**Document section**
§

Mumbai Police is arguably India’s most famous/infamous police, thanks to its regular portrayal in Bollywood films. In the 1980s, the police had a very negative image because the gangsters like Dawood Ibrahim and Arun Gawli dominated the city. However, in the mid-1990s, the newly elected Shiv Sena-BJP government gave a free hand to the police in dealing with the gangsters and organised crime.
The city police were transformed into one of the most professional and competent police forces in the country, and the series of encounters as well as the end of organised crime enhanced the image of the Mumbai Police. However, in the last year, the Uddhav government seems to have destroyed the image of Mumbai Police by politicising a very competent and professional organisation.
From the arrest of Arnab Goswami in the TRP case to the lynching of Sadhus in Palghar, the Uddhav government kept its politics above the image of the Mumbai Police. The shady investigation of the Sushant Singh Rajput case (including Param Bir Singh’s reluctance to file FIR), to the arrest of Sameet Thakkar and Sunaina Holey for online criticism of the Uddhav government, Mumbai Police has been under the scanner many times in the last one year, despite the fact that a major portion of this time was spent under lockdown.
The politicisation of Mumbai Police started with the appointment of Param Bir Singh as the police commissioner of the city. Hemant Nagrale, a 1987 batch IPS officer, who has now replaced Param Bir Singh, was the rightful heir to the position of the police commissioner, but Sharad Pawar is said to have told Uddhav Thackeray to supersede him for Param Bir Singh. Param Bir Singh had handled many politically sensitive cases when the Congress-NCP alliance was in power in the state between 1999 to 2014.
In 2008, Singh, the then additional commissioner of the Anti-Terrorism Squad, investigated the Malegaon bomb blast case and arrested two prime accused—Sadhvi Pragya Singh Thakur and Lt. Col. Prasad Purohit— and he purportedly helped the Congress-NCP government frame wrong charges and to build the myth of ‘Hindu terrorism’. As per various claims, Param Bir Singh physically tortured Sadhvi Pragya while she was in custody and falsely implicated her in the case.
In the very first big case – Sushant Singh Rajpur alleged suicide case – that Param Bir Singh got as the Commissioner of Mumbai Police, he was soon accused of hesitating to file an FIR. A big controversy arose over the fact that an FIR was not filed in such a high-profile case. Moreover, he also junked the Disha Saliyan case in the dustbin, despite the fact that links between her death and Rajput’s alleged suicide were emerging.

§

**Given entries**
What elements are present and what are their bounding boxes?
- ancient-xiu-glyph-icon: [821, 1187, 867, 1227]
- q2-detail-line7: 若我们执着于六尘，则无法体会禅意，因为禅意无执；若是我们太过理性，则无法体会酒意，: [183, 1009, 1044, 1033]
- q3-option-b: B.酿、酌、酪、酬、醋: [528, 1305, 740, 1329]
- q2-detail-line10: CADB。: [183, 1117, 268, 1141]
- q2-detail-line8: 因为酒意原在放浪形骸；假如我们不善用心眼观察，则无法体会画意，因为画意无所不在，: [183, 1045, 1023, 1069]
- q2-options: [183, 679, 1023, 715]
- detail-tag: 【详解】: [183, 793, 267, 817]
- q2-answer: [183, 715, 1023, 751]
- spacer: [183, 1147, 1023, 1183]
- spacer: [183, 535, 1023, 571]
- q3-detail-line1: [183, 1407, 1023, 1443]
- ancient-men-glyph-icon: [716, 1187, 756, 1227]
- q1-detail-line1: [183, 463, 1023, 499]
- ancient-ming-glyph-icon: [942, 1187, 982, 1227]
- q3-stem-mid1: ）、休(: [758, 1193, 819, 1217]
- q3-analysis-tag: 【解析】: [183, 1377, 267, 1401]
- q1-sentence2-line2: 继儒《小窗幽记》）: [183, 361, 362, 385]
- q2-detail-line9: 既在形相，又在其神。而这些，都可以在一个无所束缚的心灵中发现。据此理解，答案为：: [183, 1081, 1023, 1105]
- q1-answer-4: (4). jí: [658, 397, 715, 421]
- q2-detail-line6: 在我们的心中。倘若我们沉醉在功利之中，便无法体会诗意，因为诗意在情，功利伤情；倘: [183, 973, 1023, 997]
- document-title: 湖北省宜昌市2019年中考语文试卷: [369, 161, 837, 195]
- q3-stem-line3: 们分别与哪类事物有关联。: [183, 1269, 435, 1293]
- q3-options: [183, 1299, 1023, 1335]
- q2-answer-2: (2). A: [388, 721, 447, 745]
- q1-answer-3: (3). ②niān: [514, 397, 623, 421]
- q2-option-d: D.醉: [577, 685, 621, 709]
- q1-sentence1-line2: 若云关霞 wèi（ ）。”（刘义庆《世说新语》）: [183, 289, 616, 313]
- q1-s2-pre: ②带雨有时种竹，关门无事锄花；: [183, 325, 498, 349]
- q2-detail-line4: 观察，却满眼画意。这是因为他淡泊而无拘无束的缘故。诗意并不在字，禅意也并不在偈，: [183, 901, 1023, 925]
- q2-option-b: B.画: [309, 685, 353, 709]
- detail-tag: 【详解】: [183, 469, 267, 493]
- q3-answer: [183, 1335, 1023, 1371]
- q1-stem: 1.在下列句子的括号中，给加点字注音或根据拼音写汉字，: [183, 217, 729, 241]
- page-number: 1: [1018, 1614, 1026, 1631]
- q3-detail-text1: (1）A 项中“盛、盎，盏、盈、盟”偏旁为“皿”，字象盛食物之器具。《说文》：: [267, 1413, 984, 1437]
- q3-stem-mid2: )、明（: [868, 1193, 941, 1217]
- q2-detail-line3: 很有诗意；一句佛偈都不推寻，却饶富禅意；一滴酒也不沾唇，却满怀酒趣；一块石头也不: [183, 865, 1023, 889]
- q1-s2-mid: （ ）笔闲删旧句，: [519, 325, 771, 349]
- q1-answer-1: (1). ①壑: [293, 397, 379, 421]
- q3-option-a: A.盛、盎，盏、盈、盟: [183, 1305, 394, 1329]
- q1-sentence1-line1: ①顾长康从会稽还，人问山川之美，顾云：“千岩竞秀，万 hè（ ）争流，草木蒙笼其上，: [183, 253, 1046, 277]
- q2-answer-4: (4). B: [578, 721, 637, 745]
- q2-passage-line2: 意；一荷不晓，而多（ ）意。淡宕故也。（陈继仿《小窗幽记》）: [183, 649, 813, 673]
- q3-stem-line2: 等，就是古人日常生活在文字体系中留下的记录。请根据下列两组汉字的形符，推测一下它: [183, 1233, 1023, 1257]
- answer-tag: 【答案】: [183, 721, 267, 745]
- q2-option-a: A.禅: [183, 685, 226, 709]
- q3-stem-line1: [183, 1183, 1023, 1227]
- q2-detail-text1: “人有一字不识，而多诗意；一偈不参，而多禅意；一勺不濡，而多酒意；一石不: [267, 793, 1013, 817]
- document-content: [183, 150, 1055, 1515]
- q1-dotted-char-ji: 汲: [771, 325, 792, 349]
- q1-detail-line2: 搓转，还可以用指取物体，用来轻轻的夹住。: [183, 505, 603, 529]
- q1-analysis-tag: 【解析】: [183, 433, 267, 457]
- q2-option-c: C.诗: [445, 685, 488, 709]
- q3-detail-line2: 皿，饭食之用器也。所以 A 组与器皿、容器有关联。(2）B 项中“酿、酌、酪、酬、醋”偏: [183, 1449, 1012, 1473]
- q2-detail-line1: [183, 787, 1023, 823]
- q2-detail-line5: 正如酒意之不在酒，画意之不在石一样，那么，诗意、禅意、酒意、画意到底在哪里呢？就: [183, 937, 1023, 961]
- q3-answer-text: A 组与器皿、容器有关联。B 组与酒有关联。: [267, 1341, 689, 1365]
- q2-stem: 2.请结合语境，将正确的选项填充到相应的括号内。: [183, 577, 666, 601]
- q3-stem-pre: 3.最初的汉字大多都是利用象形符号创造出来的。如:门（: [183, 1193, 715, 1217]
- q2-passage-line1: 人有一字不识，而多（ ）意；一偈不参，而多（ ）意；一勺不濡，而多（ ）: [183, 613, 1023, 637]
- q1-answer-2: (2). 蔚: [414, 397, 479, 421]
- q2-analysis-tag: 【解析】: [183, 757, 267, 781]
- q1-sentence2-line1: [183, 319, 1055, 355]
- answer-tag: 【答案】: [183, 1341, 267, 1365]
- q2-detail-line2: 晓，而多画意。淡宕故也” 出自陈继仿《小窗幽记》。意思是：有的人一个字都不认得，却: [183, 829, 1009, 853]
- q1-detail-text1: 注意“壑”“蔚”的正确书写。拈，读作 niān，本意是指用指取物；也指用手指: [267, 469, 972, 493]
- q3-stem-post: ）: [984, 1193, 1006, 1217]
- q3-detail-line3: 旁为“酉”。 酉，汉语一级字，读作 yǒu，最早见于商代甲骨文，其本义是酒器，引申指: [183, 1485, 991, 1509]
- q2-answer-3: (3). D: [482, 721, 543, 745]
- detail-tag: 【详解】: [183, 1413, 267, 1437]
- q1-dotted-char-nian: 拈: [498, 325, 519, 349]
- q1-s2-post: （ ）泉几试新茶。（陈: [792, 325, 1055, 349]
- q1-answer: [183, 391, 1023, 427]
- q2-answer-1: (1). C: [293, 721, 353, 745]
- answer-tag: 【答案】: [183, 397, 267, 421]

§

In one to three sentences, explain why, according to the piece on the Mumbai Police, the force had a very negative image in the 1980s.

**Result for this task**
The Mumbai Police had a very negative image in the 1980s because gangsters such as Dawood Ibrahim and Arun Gawli dominated the city.